From d0ec9473d25c44f34de45f770437e4ec1bffcfb8 Mon Sep 17 00:00:00 2001
From: =?UTF-8?q?=E7=BD=97=E5=B4=9A=E9=AA=81?= <function2@qq.com>
Date: Tue, 22 Sep 2020 19:08:34 +0800
Subject: [PATCH] revise xldst evaluation (#124)

* update sumbt translation train result with evaluation mode set

* update extract values

* automatically download sumbt model

* dstc9 eval

* dstc9 xldst evaluation

* modify example

* add .gitignore

* remove precision, recall, f1

* release 250 test data

* revise evaluation

* fix file submission example
---
 convlab2/dst/dstc9/.gitignore                 |  1 +
 convlab2/dst/dstc9/__init__.py                |  2 +
 convlab2/dst/dstc9/eval_file.py               | 54 ++++++++++++-------
 convlab2/dst/dstc9/eval_model.py              | 30 +++++------
 convlab2/dst/dstc9/example/.gitignore         |  1 -
 .../dst/dstc9/example/multiwoz_zh/model.py    |  4 +-
 convlab2/dst/dstc9/utils.py                   | 31 ++++++-----
 7 files changed, 74 insertions(+), 49 deletions(-)

▸ Directions for this task
Can you write out the patch header's stretch from "From d0ec9473d25c44f34de45f770437e4ec1bffcfb8 Mon" through "xldst evaluation (#124)", word for word?

▸ Extracted records
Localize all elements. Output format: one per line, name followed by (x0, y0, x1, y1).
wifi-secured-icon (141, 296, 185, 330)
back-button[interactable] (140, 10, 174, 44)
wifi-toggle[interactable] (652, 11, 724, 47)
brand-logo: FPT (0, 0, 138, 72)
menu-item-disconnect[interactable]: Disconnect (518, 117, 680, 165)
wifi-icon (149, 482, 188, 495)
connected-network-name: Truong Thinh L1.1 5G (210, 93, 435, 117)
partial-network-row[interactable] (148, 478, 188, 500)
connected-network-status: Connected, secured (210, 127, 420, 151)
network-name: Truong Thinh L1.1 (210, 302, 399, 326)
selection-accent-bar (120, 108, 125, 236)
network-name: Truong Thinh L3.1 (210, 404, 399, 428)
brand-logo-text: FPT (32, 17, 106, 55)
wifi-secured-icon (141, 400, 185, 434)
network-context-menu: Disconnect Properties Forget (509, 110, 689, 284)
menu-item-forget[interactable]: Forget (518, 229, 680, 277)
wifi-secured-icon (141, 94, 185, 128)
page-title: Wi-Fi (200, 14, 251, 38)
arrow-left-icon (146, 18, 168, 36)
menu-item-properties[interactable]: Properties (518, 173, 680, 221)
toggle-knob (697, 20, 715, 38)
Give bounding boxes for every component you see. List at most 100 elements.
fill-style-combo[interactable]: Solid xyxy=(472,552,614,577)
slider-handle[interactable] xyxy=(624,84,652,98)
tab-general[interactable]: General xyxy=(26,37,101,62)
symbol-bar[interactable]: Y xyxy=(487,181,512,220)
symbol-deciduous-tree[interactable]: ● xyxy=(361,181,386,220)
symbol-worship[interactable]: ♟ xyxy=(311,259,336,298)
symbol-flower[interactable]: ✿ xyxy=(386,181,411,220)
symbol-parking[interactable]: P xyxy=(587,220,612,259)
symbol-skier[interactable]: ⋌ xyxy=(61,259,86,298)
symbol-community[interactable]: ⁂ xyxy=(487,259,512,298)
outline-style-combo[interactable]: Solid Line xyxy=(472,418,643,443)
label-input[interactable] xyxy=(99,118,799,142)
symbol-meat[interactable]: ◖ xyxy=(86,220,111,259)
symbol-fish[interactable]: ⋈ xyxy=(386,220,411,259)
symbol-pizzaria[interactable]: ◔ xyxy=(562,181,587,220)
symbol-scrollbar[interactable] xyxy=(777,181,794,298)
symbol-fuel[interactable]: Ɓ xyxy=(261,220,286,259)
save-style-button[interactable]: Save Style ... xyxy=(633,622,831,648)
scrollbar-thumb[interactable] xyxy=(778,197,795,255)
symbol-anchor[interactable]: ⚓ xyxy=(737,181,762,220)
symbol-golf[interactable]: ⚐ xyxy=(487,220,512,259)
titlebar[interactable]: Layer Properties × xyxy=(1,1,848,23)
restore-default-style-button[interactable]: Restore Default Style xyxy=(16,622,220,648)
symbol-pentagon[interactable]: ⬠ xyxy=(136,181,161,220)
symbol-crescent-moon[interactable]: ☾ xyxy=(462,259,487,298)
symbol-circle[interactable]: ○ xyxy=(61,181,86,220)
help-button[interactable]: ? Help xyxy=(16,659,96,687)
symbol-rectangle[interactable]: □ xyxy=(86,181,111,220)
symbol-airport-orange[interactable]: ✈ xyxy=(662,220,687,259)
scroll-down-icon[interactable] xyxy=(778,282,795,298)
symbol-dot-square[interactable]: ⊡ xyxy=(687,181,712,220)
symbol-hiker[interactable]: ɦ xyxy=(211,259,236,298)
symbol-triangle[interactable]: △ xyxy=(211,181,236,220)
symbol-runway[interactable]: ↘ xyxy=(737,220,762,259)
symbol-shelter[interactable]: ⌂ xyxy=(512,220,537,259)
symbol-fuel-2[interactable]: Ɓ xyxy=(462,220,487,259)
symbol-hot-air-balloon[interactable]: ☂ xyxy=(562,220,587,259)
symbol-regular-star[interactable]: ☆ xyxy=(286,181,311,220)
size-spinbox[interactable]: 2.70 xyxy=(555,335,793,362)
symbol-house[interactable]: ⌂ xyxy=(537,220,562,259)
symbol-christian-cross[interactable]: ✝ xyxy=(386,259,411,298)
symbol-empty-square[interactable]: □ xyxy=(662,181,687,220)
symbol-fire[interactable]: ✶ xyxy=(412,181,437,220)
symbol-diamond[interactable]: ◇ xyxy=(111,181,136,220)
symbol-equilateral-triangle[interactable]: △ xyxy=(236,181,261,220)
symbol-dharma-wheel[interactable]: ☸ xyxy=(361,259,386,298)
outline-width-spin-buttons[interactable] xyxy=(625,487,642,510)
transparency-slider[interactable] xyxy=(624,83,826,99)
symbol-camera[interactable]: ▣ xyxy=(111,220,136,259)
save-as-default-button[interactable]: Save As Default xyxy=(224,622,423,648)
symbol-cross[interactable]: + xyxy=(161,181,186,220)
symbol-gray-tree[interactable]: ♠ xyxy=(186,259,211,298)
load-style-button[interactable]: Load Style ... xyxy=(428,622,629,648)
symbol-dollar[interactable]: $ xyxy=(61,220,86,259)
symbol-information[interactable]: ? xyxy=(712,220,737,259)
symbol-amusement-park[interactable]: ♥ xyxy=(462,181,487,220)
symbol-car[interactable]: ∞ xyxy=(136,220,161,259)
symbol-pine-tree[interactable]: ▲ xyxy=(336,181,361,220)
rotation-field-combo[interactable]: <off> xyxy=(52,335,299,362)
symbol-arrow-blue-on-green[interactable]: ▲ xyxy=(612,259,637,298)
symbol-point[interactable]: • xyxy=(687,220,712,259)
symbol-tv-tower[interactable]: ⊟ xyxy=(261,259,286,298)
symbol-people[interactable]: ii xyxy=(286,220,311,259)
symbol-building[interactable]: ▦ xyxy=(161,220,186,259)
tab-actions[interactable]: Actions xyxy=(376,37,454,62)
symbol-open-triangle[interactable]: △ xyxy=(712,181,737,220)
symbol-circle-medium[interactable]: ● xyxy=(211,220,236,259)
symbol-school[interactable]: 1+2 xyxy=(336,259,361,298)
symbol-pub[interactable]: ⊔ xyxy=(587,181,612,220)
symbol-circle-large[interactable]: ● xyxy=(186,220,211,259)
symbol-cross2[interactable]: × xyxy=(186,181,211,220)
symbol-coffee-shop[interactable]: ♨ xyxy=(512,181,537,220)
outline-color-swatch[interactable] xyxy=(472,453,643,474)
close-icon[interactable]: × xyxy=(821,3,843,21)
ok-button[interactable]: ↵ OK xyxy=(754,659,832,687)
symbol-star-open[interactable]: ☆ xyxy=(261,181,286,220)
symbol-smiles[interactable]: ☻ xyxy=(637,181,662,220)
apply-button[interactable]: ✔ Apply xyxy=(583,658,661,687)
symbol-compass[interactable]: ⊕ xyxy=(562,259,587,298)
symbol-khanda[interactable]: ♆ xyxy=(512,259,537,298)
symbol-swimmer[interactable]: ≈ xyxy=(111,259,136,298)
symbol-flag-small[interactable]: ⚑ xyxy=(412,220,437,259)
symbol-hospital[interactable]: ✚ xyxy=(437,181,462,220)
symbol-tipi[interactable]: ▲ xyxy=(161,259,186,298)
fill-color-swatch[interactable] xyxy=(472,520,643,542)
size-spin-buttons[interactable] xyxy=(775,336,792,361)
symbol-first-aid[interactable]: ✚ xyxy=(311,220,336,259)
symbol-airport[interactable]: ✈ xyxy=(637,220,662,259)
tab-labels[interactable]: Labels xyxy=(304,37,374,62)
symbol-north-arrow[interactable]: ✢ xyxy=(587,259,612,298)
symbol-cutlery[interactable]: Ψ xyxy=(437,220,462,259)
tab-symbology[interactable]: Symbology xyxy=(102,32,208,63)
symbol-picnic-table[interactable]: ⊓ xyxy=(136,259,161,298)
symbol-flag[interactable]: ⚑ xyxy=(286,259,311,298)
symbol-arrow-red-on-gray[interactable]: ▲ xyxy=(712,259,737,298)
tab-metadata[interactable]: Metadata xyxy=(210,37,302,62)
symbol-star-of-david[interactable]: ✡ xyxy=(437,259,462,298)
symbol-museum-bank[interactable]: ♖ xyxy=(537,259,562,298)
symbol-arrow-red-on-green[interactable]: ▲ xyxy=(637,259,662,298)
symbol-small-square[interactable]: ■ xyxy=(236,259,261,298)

▸ Problem solution
From d0ec9473d25c44f34de45f770437e4ec1bffcfb8 Mon Sep 17 00:00:00 2001
From: =?UTF-8?q?=E7=BD=97=E5=B4=9A=E9=AA=81?= <function2@qq.com>
Date: Tue, 22 Sep 2020 19:08:34 +0800
Subject: [PATCH] revise xldst evaluation (#124)